# Aim of the exercise
Write out all of the data without omission, exactly as shown.

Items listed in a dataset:
►
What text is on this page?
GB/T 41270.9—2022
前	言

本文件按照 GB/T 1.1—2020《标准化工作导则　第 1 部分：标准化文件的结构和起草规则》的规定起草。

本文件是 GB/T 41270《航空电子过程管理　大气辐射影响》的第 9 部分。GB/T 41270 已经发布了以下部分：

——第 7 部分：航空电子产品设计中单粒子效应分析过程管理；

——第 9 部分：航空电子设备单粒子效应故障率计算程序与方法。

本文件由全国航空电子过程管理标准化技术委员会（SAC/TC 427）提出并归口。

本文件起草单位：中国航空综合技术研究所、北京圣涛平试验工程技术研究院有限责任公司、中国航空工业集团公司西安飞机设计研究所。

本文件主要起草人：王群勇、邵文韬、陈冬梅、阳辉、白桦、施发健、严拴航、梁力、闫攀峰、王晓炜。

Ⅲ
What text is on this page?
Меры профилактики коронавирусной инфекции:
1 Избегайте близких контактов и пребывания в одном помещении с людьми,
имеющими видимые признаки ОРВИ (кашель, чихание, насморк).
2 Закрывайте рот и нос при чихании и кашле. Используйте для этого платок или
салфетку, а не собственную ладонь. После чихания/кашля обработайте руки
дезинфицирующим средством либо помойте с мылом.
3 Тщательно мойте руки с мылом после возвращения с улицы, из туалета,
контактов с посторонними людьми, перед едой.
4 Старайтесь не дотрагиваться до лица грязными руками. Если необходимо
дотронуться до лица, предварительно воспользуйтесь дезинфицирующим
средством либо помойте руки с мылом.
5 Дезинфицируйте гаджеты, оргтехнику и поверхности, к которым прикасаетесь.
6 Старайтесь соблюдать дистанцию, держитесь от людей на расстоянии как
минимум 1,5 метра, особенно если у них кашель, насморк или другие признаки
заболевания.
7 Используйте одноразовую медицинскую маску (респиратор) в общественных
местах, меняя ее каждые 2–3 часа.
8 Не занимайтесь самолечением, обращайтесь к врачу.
◄
# The solution
What text is on this page?
GB/T 41270.9—2022
前	言

本文件按照 GB/T 1.1—2020《标准化工作导则　第 1 部分：标准化文件的结构和起草规则》的规定起草。

本文件是 GB/T 41270《航空电子过程管理　大气辐射影响》的第 9 部分。GB/T 41270 已经发布了以下部分：

——第 7 部分：航空电子产品设计中单粒子效应分析过程管理；

——第 9 部分：航空电子设备单粒子效应故障率计算程序与方法。

本文件由全国航空电子过程管理标准化技术委员会（SAC/TC 427）提出并归口。

本文件起草单位：中国航空综合技术研究所、北京圣涛平试验工程技术研究院有限责任公司、中国航空工业集团公司西安飞机设计研究所。

本文件主要起草人：王群勇、邵文韬、陈冬梅、阳辉、白桦、施发健、严拴航、梁力、闫攀峰、王晓炜。

Ⅲ
What text is on this page?
Меры профилактики коронавирусной инфекции:
1 Избегайте близких контактов и пребывания в одном помещении с людьми,
имеющими видимые признаки ОРВИ (кашель, чихание, насморк).
2 Закрывайте рот и нос при чихании и кашле. Используйте для этого платок или
салфетку, а не собственную ладонь. После чихания/кашля обработайте руки
дезинфицирующим средством либо помойте с мылом.
3 Тщательно мойте руки с мылом после возвращения с улицы, из туалета,
контактов с посторонними людьми, перед едой.
4 Старайтесь не дотрагиваться до лица грязными руками. Если необходимо
дотронуться до лица, предварительно воспользуйтесь дезинфицирующим
средством либо помойте руки с мылом.
5 Дезинфицируйте гаджеты, оргтехнику и поверхности, к которым прикасаетесь.
6 Старайтесь соблюдать дистанцию, держитесь от людей на расстоянии как
минимум 1,5 метра, особенно если у них кашель, насморк или другие признаки
заболевания.
7 Используйте одноразовую медицинскую маску (респиратор) в общественных
местах, меняя ее каждые 2–3 часа.
8 Не занимайтесь самолечением, обращайтесь к врачу.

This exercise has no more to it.